# [The records]
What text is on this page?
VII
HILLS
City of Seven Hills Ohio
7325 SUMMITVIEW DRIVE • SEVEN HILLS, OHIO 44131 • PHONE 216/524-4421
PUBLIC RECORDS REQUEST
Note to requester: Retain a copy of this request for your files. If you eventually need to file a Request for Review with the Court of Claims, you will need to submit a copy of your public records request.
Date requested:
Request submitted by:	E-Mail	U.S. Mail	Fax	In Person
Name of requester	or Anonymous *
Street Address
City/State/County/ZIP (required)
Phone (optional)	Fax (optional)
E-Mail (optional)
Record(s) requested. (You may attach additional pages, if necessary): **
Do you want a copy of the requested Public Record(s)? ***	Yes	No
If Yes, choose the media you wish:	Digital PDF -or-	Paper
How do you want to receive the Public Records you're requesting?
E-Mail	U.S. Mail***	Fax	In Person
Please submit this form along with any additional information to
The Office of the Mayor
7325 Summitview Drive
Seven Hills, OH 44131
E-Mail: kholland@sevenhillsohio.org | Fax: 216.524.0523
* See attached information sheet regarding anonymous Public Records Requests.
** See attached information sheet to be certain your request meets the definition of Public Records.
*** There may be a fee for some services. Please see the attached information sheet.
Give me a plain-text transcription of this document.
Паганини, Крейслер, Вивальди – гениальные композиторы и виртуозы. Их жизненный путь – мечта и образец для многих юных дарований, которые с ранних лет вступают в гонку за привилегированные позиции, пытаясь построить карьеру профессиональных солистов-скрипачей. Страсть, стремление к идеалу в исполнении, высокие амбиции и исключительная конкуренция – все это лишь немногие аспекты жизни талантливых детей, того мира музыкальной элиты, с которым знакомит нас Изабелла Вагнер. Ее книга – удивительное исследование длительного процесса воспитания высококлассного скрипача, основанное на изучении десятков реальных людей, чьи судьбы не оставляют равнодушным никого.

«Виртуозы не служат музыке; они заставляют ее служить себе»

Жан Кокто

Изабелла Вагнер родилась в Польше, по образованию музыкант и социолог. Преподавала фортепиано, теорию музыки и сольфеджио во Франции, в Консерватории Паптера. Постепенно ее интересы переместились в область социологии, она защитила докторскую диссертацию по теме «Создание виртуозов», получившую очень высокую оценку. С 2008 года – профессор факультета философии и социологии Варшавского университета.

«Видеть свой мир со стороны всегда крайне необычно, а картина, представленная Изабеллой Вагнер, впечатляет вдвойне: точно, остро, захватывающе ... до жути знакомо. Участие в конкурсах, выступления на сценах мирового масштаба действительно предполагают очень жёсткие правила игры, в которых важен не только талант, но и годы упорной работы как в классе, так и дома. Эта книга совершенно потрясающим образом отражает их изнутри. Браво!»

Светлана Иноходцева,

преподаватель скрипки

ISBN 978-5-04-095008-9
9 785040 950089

--

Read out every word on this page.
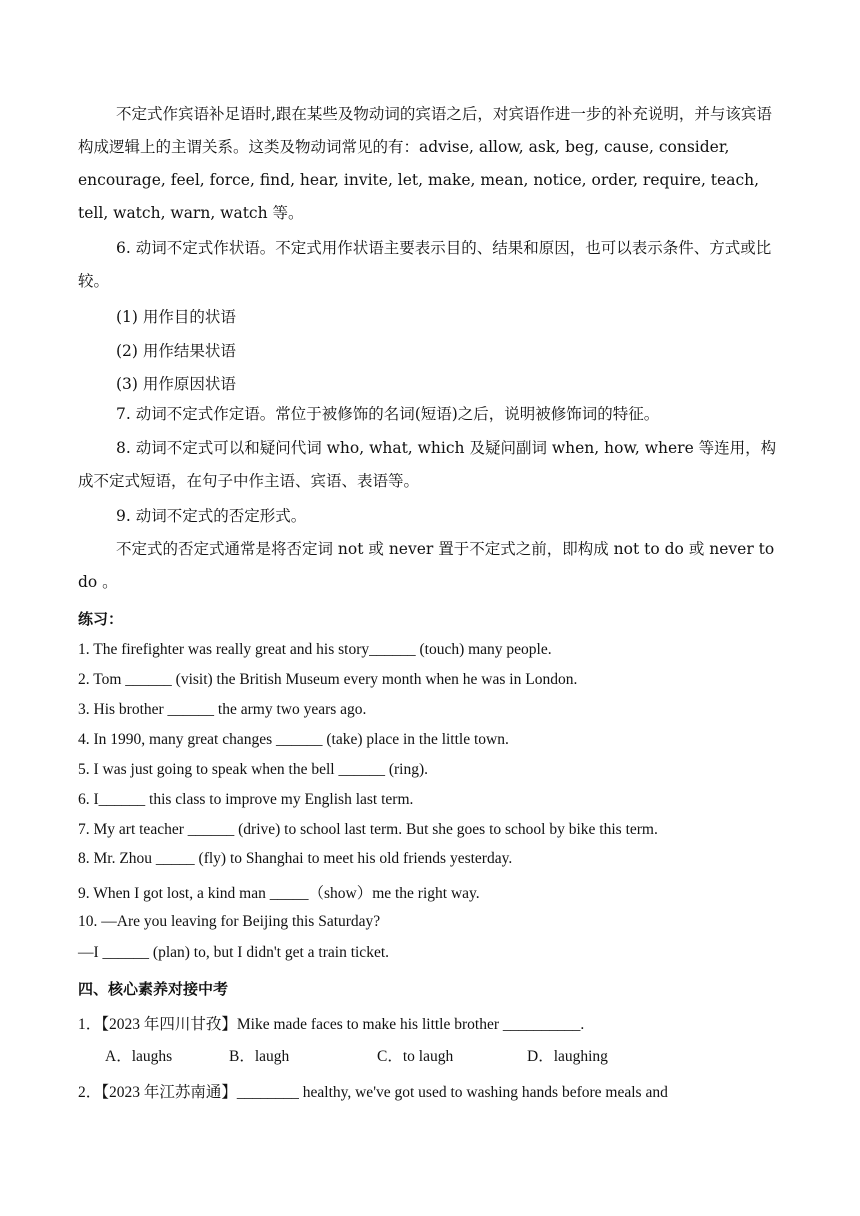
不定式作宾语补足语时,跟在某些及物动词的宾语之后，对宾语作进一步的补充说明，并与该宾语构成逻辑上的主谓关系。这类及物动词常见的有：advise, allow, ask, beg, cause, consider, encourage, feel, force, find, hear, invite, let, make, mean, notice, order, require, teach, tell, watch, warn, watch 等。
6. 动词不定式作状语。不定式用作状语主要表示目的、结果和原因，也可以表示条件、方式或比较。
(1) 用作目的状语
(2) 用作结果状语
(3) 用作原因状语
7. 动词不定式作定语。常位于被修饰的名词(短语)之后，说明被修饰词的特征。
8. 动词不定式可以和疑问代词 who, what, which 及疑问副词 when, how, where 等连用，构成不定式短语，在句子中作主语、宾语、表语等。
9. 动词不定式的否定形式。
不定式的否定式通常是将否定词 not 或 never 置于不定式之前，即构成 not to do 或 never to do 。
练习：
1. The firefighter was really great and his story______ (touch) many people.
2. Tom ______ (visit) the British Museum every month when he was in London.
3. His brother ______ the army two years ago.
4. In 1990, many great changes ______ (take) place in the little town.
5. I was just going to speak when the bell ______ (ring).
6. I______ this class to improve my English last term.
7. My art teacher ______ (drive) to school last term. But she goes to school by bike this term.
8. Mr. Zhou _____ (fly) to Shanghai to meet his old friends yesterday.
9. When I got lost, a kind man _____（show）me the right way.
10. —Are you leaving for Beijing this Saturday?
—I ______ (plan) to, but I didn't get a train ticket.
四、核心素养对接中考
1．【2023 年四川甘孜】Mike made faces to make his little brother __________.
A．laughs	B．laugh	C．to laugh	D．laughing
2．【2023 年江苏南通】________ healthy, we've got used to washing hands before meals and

# [Task]
Write out every line of the preceding listing that contains "City".

# [Correct answer]
City of Seven Hills Ohio
City/State/County/ZIP (required)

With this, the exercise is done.